Set down the material below in full, matching it exactly.

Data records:
◆ ◆ ◆ ◆

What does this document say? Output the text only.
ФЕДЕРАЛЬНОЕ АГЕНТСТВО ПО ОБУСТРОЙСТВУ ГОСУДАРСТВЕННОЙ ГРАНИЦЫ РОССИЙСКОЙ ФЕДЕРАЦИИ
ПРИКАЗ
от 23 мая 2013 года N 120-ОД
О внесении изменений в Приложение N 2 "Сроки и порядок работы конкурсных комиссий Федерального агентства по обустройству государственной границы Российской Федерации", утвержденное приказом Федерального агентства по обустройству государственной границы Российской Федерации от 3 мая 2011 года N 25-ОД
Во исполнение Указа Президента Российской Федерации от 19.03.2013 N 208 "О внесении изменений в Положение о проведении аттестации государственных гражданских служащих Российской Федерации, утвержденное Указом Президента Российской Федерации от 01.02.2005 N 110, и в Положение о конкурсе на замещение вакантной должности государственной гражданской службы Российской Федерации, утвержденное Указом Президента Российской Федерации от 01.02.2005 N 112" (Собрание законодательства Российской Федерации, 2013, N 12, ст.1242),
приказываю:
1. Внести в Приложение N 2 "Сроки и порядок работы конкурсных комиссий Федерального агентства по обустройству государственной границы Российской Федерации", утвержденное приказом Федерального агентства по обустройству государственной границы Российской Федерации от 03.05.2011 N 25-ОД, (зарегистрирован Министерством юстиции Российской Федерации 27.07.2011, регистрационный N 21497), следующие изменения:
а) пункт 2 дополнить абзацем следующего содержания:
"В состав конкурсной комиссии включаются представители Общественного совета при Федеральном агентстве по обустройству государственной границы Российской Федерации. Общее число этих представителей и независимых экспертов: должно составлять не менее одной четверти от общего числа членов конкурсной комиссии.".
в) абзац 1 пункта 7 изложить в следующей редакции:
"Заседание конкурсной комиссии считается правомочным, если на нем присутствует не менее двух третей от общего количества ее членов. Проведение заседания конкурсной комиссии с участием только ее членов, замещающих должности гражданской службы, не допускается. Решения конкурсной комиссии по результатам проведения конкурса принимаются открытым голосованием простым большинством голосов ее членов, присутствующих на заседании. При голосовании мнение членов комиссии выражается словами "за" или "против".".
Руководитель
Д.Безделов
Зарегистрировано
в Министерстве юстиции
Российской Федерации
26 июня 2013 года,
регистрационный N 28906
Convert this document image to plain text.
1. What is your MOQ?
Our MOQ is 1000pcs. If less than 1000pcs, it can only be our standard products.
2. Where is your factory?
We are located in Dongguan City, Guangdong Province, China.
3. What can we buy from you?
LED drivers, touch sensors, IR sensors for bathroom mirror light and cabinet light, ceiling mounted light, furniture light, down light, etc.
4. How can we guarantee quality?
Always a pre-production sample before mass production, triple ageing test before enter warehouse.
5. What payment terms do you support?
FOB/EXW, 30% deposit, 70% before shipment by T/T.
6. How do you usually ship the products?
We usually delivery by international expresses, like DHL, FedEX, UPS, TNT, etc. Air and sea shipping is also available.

◆ ◆ ◆ ◆

**Complete output**:
What does this document say? Output the text only.
ФЕДЕРАЛЬНОЕ АГЕНТСТВО ПО ОБУСТРОЙСТВУ ГОСУДАРСТВЕННОЙ ГРАНИЦЫ РОССИЙСКОЙ ФЕДЕРАЦИИ
ПРИКАЗ
от 23 мая 2013 года N 120-ОД
О внесении изменений в Приложение N 2 "Сроки и порядок работы конкурсных комиссий Федерального агентства по обустройству государственной границы Российской Федерации", утвержденное приказом Федерального агентства по обустройству государственной границы Российской Федерации от 3 мая 2011 года N 25-ОД
Во исполнение Указа Президента Российской Федерации от 19.03.2013 N 208 "О внесении изменений в Положение о проведении аттестации государственных гражданских служащих Российской Федерации, утвержденное Указом Президента Российской Федерации от 01.02.2005 N 110, и в Положение о конкурсе на замещение вакантной должности государственной гражданской службы Российской Федерации, утвержденное Указом Президента Российской Федерации от 01.02.2005 N 112" (Собрание законодательства Российской Федерации, 2013, N 12, ст.1242),
приказываю:
1. Внести в Приложение N 2 "Сроки и порядок работы конкурсных комиссий Федерального агентства по обустройству государственной границы Российской Федерации", утвержденное приказом Федерального агентства по обустройству государственной границы Российской Федерации от 03.05.2011 N 25-ОД, (зарегистрирован Министерством юстиции Российской Федерации 27.07.2011, регистрационный N 21497), следующие изменения:
а) пункт 2 дополнить абзацем следующего содержания:
"В состав конкурсной комиссии включаются представители Общественного совета при Федеральном агентстве по обустройству государственной границы Российской Федерации. Общее число этих представителей и независимых экспертов: должно составлять не менее одной четверти от общего числа членов конкурсной комиссии.".
в) абзац 1 пункта 7 изложить в следующей редакции:
"Заседание конкурсной комиссии считается правомочным, если на нем присутствует не менее двух третей от общего количества ее членов. Проведение заседания конкурсной комиссии с участием только ее членов, замещающих должности гражданской службы, не допускается. Решения конкурсной комиссии по результатам проведения конкурса принимаются открытым голосованием простым большинством голосов ее членов, присутствующих на заседании. При голосовании мнение членов комиссии выражается словами "за" или "против".".
Руководитель
Д.Безделов
Зарегистрировано
в Министерстве юстиции
Российской Федерации
26 июня 2013 года,
регистрационный N 28906
Convert this document image to plain text.
1. What is your MOQ?
Our MOQ is 1000pcs. If less than 1000pcs, it can only be our standard products.
2. Where is your factory?
We are located in Dongguan City, Guangdong Province, China.
3. What can we buy from you?
LED drivers, touch sensors, IR sensors for bathroom mirror light and cabinet light, ceiling mounted light, furniture light, down light, etc.
4. How can we guarantee quality?
Always a pre-production sample before mass production, triple ageing test before enter warehouse.
5. What payment terms do you support?
FOB/EXW, 30% deposit, 70% before shipment by T/T.
6. How do you usually ship the products?
We usually delivery by international expresses, like DHL, FedEX, UPS, TNT, etc. Air and sea shipping is also available.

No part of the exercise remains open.